[Start]

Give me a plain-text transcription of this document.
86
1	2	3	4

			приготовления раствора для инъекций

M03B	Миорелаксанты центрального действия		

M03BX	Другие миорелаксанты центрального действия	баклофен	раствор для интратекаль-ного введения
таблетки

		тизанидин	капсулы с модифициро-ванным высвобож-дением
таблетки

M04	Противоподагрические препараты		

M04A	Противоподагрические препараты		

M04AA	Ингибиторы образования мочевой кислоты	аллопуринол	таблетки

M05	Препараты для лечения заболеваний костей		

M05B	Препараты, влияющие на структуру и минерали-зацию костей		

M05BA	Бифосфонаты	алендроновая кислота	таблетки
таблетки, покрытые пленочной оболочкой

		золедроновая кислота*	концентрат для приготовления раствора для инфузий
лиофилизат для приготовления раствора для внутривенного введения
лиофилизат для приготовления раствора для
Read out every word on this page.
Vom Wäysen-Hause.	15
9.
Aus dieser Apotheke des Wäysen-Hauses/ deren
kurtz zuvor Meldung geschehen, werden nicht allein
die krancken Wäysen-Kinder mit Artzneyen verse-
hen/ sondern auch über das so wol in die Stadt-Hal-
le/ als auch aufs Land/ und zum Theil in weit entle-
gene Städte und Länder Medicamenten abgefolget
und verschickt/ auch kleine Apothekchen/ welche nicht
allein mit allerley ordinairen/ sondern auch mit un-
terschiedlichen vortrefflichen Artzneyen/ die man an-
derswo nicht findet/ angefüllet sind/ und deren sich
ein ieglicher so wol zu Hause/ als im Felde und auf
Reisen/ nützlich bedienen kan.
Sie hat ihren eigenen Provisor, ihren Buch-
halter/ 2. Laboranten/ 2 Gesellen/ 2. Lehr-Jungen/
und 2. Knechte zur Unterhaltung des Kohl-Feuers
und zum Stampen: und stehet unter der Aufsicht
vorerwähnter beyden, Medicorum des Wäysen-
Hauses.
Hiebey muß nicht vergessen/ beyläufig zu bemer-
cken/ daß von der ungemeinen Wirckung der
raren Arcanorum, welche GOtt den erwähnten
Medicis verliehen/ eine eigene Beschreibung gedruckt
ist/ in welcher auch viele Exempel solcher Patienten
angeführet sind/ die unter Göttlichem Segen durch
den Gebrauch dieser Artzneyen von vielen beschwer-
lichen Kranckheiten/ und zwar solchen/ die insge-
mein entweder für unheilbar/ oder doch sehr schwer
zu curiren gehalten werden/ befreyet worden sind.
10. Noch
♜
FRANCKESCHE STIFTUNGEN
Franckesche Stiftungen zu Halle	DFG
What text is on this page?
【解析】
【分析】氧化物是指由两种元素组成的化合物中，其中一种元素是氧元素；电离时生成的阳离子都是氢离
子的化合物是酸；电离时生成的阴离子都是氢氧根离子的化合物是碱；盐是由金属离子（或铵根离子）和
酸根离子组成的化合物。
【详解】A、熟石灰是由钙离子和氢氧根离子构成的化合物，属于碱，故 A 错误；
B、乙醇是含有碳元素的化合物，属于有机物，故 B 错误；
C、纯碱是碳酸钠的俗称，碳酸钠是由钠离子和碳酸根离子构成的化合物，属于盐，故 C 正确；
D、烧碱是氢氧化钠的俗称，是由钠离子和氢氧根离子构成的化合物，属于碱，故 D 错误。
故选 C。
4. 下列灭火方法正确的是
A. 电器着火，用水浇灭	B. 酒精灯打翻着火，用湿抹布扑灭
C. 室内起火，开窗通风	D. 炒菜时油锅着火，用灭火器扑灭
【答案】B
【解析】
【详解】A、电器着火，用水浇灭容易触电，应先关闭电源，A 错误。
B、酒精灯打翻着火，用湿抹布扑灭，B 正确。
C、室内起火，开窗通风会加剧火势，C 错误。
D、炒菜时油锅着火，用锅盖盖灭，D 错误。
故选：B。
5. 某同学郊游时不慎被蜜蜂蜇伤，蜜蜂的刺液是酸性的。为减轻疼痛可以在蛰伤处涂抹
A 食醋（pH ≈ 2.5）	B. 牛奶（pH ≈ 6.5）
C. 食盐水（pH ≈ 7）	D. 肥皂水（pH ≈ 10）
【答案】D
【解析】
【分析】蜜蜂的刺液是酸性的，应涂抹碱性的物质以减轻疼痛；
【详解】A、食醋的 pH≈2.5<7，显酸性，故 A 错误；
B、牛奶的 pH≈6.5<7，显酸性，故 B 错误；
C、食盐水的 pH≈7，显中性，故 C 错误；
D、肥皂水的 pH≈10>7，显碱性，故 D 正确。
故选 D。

[End]

## WHAT THE EXERCISE ASKS:
Collect from the data above every line that includes "allein".

## THE SOLUTION:
kurtz zuvor Meldung geschehen, werden nicht allein
allein mit allerley ordinairen/ sondern auch mit un-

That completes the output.